● SHORT EXERCISE: All records are to be retyped faithfully and completely.

** Start of SUPPLIED MATERIAL **

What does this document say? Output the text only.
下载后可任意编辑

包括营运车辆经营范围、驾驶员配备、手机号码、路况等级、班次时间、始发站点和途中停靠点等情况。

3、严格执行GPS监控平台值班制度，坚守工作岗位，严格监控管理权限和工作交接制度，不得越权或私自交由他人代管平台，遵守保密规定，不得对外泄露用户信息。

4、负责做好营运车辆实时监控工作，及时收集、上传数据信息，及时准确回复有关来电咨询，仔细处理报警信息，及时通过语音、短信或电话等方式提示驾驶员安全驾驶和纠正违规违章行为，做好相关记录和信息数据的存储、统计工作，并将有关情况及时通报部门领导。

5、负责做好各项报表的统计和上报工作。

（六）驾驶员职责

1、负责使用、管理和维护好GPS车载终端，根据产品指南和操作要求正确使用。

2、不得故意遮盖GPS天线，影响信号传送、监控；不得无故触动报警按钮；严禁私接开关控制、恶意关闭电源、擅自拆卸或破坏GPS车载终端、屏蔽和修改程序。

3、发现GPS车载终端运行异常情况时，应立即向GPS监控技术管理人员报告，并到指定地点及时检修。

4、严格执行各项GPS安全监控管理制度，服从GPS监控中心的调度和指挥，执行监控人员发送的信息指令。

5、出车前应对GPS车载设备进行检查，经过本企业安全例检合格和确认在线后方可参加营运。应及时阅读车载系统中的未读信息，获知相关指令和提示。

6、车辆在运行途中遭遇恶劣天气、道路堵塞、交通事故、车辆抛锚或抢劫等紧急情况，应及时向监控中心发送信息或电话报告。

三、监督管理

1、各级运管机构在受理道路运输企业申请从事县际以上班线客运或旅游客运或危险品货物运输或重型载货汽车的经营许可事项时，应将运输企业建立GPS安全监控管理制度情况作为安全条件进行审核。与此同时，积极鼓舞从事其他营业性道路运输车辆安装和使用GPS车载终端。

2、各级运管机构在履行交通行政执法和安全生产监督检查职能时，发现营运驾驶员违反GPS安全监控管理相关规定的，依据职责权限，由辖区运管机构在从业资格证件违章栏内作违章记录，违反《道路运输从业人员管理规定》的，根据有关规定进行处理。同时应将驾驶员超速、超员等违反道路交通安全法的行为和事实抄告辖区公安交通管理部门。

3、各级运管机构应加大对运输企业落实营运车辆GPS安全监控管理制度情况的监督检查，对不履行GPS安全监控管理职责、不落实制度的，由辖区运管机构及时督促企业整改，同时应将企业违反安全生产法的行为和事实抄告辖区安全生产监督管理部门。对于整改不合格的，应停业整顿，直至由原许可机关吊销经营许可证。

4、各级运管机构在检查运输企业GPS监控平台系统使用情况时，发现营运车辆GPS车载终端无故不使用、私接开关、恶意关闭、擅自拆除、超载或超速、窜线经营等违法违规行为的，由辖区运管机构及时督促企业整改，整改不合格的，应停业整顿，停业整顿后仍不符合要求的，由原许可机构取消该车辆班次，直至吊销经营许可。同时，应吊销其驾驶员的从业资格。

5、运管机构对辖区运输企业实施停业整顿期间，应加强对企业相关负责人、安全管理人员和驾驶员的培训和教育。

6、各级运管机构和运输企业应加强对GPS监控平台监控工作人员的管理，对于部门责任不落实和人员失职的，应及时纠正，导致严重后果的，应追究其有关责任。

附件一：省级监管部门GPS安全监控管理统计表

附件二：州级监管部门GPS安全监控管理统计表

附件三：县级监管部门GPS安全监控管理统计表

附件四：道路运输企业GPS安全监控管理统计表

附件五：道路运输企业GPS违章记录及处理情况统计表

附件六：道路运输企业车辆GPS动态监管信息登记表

** End of SUPPLIED MATERIAL **

● RESULT FOR THIS TASK:
What does this document say? Output the text only.
下载后可任意编辑

包括营运车辆经营范围、驾驶员配备、手机号码、路况等级、班次时间、始发站点和途中停靠点等情况。

3、严格执行GPS监控平台值班制度，坚守工作岗位，严格监控管理权限和工作交接制度，不得越权或私自交由他人代管平台，遵守保密规定，不得对外泄露用户信息。

4、负责做好营运车辆实时监控工作，及时收集、上传数据信息，及时准确回复有关来电咨询，仔细处理报警信息，及时通过语音、短信或电话等方式提示驾驶员安全驾驶和纠正违规违章行为，做好相关记录和信息数据的存储、统计工作，并将有关情况及时通报部门领导。

5、负责做好各项报表的统计和上报工作。

（六）驾驶员职责

1、负责使用、管理和维护好GPS车载终端，根据产品指南和操作要求正确使用。

2、不得故意遮盖GPS天线，影响信号传送、监控；不得无故触动报警按钮；严禁私接开关控制、恶意关闭电源、擅自拆卸或破坏GPS车载终端、屏蔽和修改程序。

3、发现GPS车载终端运行异常情况时，应立即向GPS监控技术管理人员报告，并到指定地点及时检修。

4、严格执行各项GPS安全监控管理制度，服从GPS监控中心的调度和指挥，执行监控人员发送的信息指令。

5、出车前应对GPS车载设备进行检查，经过本企业安全例检合格和确认在线后方可参加营运。应及时阅读车载系统中的未读信息，获知相关指令和提示。

6、车辆在运行途中遭遇恶劣天气、道路堵塞、交通事故、车辆抛锚或抢劫等紧急情况，应及时向监控中心发送信息或电话报告。

三、监督管理

1、各级运管机构在受理道路运输企业申请从事县际以上班线客运或旅游客运或危险品货物运输或重型载货汽车的经营许可事项时，应将运输企业建立GPS安全监控管理制度情况作为安全条件进行审核。与此同时，积极鼓舞从事其他营业性道路运输车辆安装和使用GPS车载终端。

2、各级运管机构在履行交通行政执法和安全生产监督检查职能时，发现营运驾驶员违反GPS安全监控管理相关规定的，依据职责权限，由辖区运管机构在从业资格证件违章栏内作违章记录，违反《道路运输从业人员管理规定》的，根据有关规定进行处理。同时应将驾驶员超速、超员等违反道路交通安全法的行为和事实抄告辖区公安交通管理部门。

3、各级运管机构应加大对运输企业落实营运车辆GPS安全监控管理制度情况的监督检查，对不履行GPS安全监控管理职责、不落实制度的，由辖区运管机构及时督促企业整改，同时应将企业违反安全生产法的行为和事实抄告辖区安全生产监督管理部门。对于整改不合格的，应停业整顿，直至由原许可机关吊销经营许可证。

4、各级运管机构在检查运输企业GPS监控平台系统使用情况时，发现营运车辆GPS车载终端无故不使用、私接开关、恶意关闭、擅自拆除、超载或超速、窜线经营等违法违规行为的，由辖区运管机构及时督促企业整改，整改不合格的，应停业整顿，停业整顿后仍不符合要求的，由原许可机构取消该车辆班次，直至吊销经营许可。同时，应吊销其驾驶员的从业资格。

5、运管机构对辖区运输企业实施停业整顿期间，应加强对企业相关负责人、安全管理人员和驾驶员的培训和教育。

6、各级运管机构和运输企业应加强对GPS监控平台监控工作人员的管理，对于部门责任不落实和人员失职的，应及时纠正，导致严重后果的，应追究其有关责任。

附件一：省级监管部门GPS安全监控管理统计表

附件二：州级监管部门GPS安全监控管理统计表

附件三：县级监管部门GPS安全监控管理统计表

附件四：道路运输企业GPS安全监控管理统计表

附件五：道路运输企业GPS违章记录及处理情况统计表

附件六：道路运输企业车辆GPS动态监管信息登记表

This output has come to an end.